Tasks >>
**a.** Decide whether each statement agrees with the text on BPF exception tables, answering yes or no and quoting the deciding words: (i) Only the load instructions that access kernel memory via "pointer to BTF type" can fault. (ii) The extable is allocated after the last pass of JITing. (iii) The exception handler initializes the destination register with zero.
**b.** Reproduce the lines of the source records verbatim, starting at the first line of the records and ending at the line that contains "wind-barb: [533, 56, 551, 70]", with both of those lines included.

Given passage >>
* * * * * * * * *

Pointer to BTF object is a pointer to kernel object or NULL.
Such pointers can only be used by BPF_LDX instructions.
The verifier changed their opcode from LDX|MEM|size
to LDX|PROBE_MEM|size to make JITing easier.
The number of entries in extable is the number of BPF_LDX insns
that access kernel memory via "pointer to BTF type".
Only these load instructions can fault.
Since x86 extable is relative it has to be allocated in the same
memory region as JITed code.
Allocate it prior to last pass of JITing and let the last pass populate it.
Pointer to extable in bpf_prog_aux is necessary to make page fault
handling fast.
Page fault handling is done in two steps:
1. bpf_prog_kallsyms_find() finds BPF program that page faulted.
   It's done by walking rb tree.
2. then extable for given bpf program is binary searched.
This process is similar to how page faulting is done for kernel modules.
The exception handler skips over faulting x86 instruction and
initializes destination register with zero. This mimics exact
behavior of bpf_probe_read (when probe_kernel_read faults dest is zeroed).

JITs for other architectures can add support in similar way.
Until then they will reject unknown opcode and fallback to interpreter.

Since extable should be aligned and placed near JITed code
make bpf_jit_binary_alloc() return 4 byte aligned image offset,
so that extable aligning formula in bpf_int_jit_compile() doesn't need
to rely on internal implementation of bpf_jit_binary_alloc().
On x86 gcc defaults to 16-byte alignment for regular kernel functions
due to better performance. JITed code may be aligned to 16 in the future,
but it will use 4 in the meantime.

Signed-off-by: Alexei Starovoitov <ast@kernel.org>
---
 arch/x86/net/bpf_jit_comp.c | 97 +++++++++++++++++++++++++++++++++++--
 include/linux/bpf.h         |  3 ++
 include/linux/extable.h     | 10 ++++
 kernel/bpf/core.c           | 20 +++++++-
 kernel/bpf/verifier.c       |  1 +
 kernel/extable.c            |  2 +
 6 files changed, 128 insertions(+), 5 deletions(-)

* * * * * * * * *

(Source records)
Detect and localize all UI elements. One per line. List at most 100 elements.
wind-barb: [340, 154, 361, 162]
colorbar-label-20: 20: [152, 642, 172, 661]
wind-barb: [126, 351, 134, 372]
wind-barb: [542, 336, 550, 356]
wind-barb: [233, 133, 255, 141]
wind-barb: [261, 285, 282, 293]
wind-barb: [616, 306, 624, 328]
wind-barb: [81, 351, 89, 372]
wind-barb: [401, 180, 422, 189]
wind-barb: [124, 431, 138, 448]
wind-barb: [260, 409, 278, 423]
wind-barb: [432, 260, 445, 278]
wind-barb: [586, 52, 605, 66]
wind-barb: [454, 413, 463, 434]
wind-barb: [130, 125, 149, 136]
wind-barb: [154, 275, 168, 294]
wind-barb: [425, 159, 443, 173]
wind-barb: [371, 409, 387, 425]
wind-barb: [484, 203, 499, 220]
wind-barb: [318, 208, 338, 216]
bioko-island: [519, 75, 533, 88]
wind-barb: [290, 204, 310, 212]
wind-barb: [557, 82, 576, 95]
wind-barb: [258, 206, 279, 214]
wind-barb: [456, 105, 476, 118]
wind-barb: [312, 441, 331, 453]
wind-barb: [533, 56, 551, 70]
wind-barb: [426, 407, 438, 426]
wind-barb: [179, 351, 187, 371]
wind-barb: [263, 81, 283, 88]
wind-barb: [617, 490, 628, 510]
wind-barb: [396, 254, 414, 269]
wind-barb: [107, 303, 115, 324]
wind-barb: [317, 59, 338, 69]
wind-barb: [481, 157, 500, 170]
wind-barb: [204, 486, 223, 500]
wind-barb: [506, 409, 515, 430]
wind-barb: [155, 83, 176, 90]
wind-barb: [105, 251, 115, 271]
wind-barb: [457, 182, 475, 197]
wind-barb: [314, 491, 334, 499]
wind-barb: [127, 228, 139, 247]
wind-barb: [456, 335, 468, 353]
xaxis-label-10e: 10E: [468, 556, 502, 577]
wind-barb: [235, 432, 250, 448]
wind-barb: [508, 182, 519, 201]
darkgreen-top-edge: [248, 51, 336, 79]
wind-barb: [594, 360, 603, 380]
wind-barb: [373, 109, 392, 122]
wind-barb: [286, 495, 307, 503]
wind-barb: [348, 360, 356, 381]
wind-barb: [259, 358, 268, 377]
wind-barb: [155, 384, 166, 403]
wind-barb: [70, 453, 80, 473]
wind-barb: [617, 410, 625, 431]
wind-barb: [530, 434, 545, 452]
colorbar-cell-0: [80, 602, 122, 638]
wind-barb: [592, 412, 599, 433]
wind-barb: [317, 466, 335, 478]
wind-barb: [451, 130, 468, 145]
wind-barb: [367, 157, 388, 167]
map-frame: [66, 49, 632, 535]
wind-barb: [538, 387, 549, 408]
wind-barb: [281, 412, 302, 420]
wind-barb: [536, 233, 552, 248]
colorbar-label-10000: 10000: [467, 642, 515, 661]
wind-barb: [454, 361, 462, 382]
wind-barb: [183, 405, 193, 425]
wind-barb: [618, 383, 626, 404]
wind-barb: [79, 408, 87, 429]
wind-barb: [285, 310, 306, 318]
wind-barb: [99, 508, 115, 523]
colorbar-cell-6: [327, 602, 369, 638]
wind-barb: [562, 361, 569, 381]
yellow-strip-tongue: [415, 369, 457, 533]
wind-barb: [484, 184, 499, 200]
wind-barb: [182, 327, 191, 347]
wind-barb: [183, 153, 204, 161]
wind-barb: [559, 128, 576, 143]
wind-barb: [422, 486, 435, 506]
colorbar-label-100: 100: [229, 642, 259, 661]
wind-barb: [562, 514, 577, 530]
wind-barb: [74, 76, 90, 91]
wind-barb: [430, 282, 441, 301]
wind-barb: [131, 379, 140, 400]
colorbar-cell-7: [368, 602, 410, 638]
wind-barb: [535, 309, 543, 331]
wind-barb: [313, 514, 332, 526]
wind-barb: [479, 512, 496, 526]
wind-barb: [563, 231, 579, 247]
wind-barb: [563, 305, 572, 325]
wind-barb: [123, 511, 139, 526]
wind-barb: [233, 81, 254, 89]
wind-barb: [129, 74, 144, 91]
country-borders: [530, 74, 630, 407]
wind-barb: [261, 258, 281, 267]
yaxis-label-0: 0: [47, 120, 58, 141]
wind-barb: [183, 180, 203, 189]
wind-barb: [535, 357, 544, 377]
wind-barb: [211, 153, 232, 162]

* * * * * * * * *

Task solutions >>
**a.**
(i) Yes: "Only these load instructions can fault."
(ii) No: "Allocate it prior to last pass of JITing and let the last pass populate it."
(iii) Yes: "initializes destination register with zero"

**b.**
Detect and localize all UI elements. One per line. List at most 100 elements.
wind-barb: [340, 154, 361, 162]
colorbar-label-20: 20: [152, 642, 172, 661]
wind-barb: [126, 351, 134, 372]
wind-barb: [542, 336, 550, 356]
wind-barb: [233, 133, 255, 141]
wind-barb: [261, 285, 282, 293]
wind-barb: [616, 306, 624, 328]
wind-barb: [81, 351, 89, 372]
wind-barb: [401, 180, 422, 189]
wind-barb: [124, 431, 138, 448]
wind-barb: [260, 409, 278, 423]
wind-barb: [432, 260, 445, 278]
wind-barb: [586, 52, 605, 66]
wind-barb: [454, 413, 463, 434]
wind-barb: [130, 125, 149, 136]
wind-barb: [154, 275, 168, 294]
wind-barb: [425, 159, 443, 173]
wind-barb: [371, 409, 387, 425]
wind-barb: [484, 203, 499, 220]
wind-barb: [318, 208, 338, 216]
bioko-island: [519, 75, 533, 88]
wind-barb: [290, 204, 310, 212]
wind-barb: [557, 82, 576, 95]
wind-barb: [258, 206, 279, 214]
wind-barb: [456, 105, 476, 118]
wind-barb: [312, 441, 331, 453]
wind-barb: [533, 56, 551, 70]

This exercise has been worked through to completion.